- Given exercise: Images are not part of the copy; write out the rest of the data exactly as given.

— start Source material —

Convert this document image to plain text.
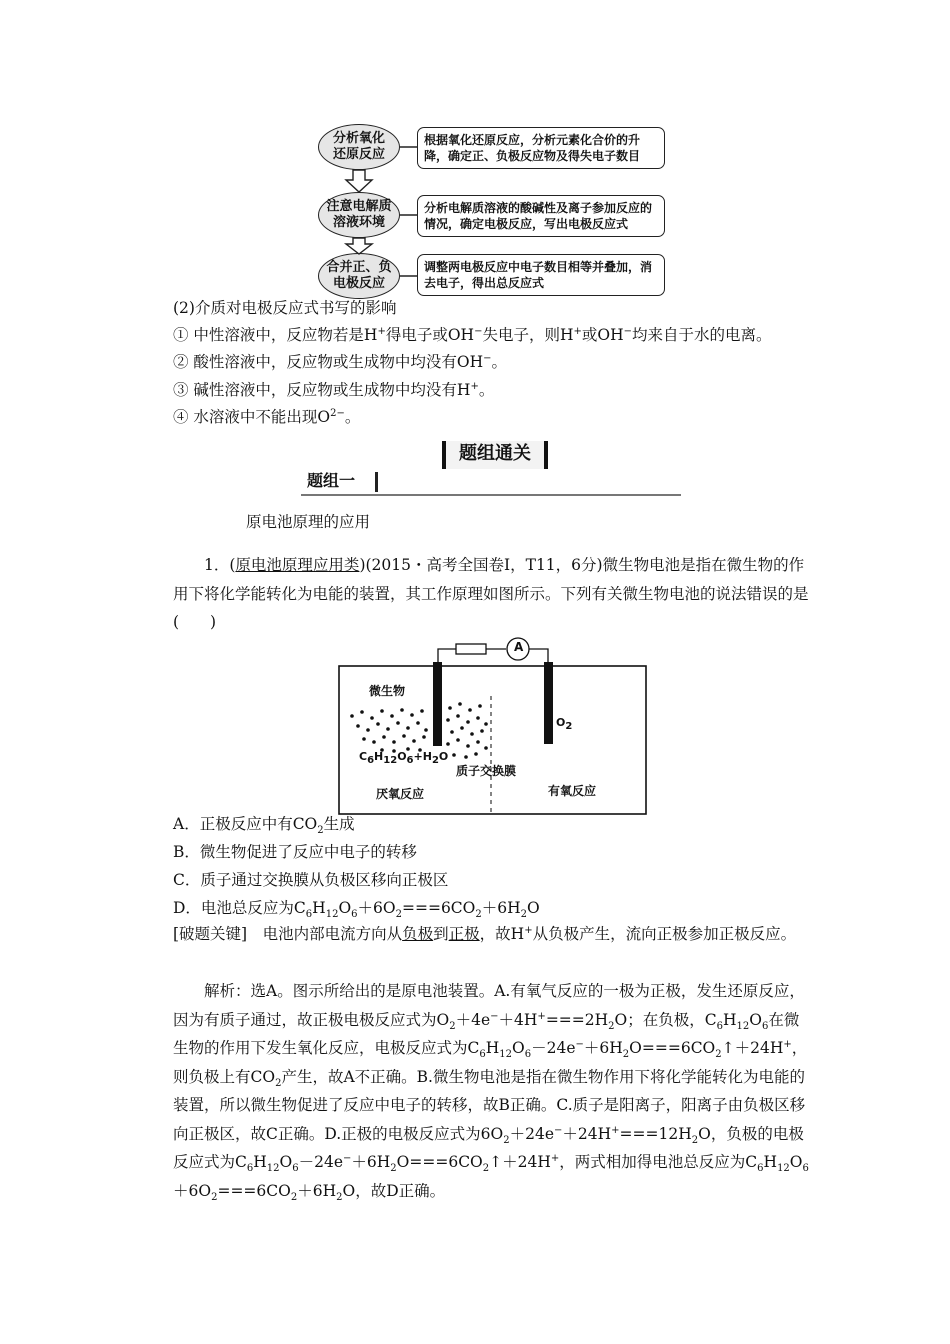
分析氧化
还原反应
根据氧化还原反应，分析元素化合价的升降，确定正、负极反应物及得失电子数目
注意电解质
溶液环境
分析电解质溶液的酸碱性及离子参加反应的情况，确定电极反应，写出电极反应式
合并正、负
电极反应
调整两电极反应中电子数目相等并叠加，消去电子，得出总反应式
(2)介质对电极反应式书写的影响
① 中性溶液中，反应物若是H+得电子或OH−失电子，则H+或OH−均来自于水的电离。
② 酸性溶液中，反应物或生成物中均没有OH−。
③ 碱性溶液中，反应物或生成物中均没有H+。
④ 水溶液中不能出现$O^{2-}$。
题组通关
题组一
原电池原理的应用
1．(原电池原理应用类)(2015・高考全国卷Ⅰ，T11，6分)微生物电池是指在微生物的作用下将化学能转化为电能的装置，其工作原理如图所示。下列有关微生物电池的说法错误的是(　　)
A
微生物
$C_6H_{12}O_6+H_2O$
质子交换膜
$O_2$
厌氧反应	有氧反应
A．正极反应中有$CO_2$生成
B．微生物促进了反应中电子的转移
C．质子通过交换膜从负极区移向正极区
D．电池总反应为$C_6H_{12}O_6+6O_2===6CO_2+6H_2O$
[破题关键]　电池内部电流方向从负极到正极，故H+从负极产生，流向正极参加正极反应。
解析：选A。图示所给出的是原电池装置。A.有氧气反应的一极为正极，发生还原反应，因为有质子通过，故正极电极反应式为$O_2+4e^-+4H^+===2H_2O$；在负极，$C_6H_{12}O_6$在微生物的作用下发生氧化反应，电极反应式为$C_6H_{12}O_6-24e^-+6H_2O===6CO_2↑+24H^+$，则负极上有$CO_2$产生，故A不正确。B.微生物电池是指在微生物作用下将化学能转化为电能的装置，所以微生物促进了反应中电子的转移，故B正确。C.质子是阳离子，阳离子由负极区移向正极区，故C正确。D.正极的电极反应式为$6O_2+24e^-+24H^+===12H_2O$，负极的电极反应式为$C_6H_{12}O_6-24e^-+6H_2O===6CO_2↑+24H^+$，两式相加得电池总反应为$C_6H_{12}O_6+6O_2===6CO_2+6H_2O$，故D正确。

— end Source material —

- Result of this task:
Convert this document image to plain text.
分析氧化
还原反应
根据氧化还原反应，分析元素化合价的升降，确定正、负极反应物及得失电子数目
注意电解质
溶液环境
分析电解质溶液的酸碱性及离子参加反应的情况，确定电极反应，写出电极反应式
合并正、负
电极反应
调整两电极反应中电子数目相等并叠加，消去电子，得出总反应式
(2)介质对电极反应式书写的影响
① 中性溶液中，反应物若是H+得电子或OH−失电子，则H+或OH−均来自于水的电离。
② 酸性溶液中，反应物或生成物中均没有OH−。
③ 碱性溶液中，反应物或生成物中均没有H+。
④ 水溶液中不能出现$O^{2-}$。
题组通关
题组一
原电池原理的应用
1．(原电池原理应用类)(2015・高考全国卷Ⅰ，T11，6分)微生物电池是指在微生物的作用下将化学能转化为电能的装置，其工作原理如图所示。下列有关微生物电池的说法错误的是(　　)
A
微生物
$C_6H_{12}O_6+H_2O$
质子交换膜
$O_2$
厌氧反应	有氧反应
A．正极反应中有$CO_2$生成
B．微生物促进了反应中电子的转移
C．质子通过交换膜从负极区移向正极区
D．电池总反应为$C_6H_{12}O_6+6O_2===6CO_2+6H_2O$
[破题关键]　电池内部电流方向从负极到正极，故H+从负极产生，流向正极参加正极反应。
解析：选A。图示所给出的是原电池装置。A.有氧气反应的一极为正极，发生还原反应，因为有质子通过，故正极电极反应式为$O_2+4e^-+4H^+===2H_2O$；在负极，$C_6H_{12}O_6$在微生物的作用下发生氧化反应，电极反应式为$C_6H_{12}O_6-24e^-+6H_2O===6CO_2↑+24H^+$，则负极上有$CO_2$产生，故A不正确。B.微生物电池是指在微生物作用下将化学能转化为电能的装置，所以微生物促进了反应中电子的转移，故B正确。C.质子是阳离子，阳离子由负极区移向正极区，故C正确。D.正极的电极反应式为$6O_2+24e^-+24H^+===12H_2O$，负极的电极反应式为$C_6H_{12}O_6-24e^-+6H_2O===6CO_2↑+24H^+$，两式相加得电池总反应为$C_6H_{12}O_6+6O_2===6CO_2+6H_2O$，故D正确。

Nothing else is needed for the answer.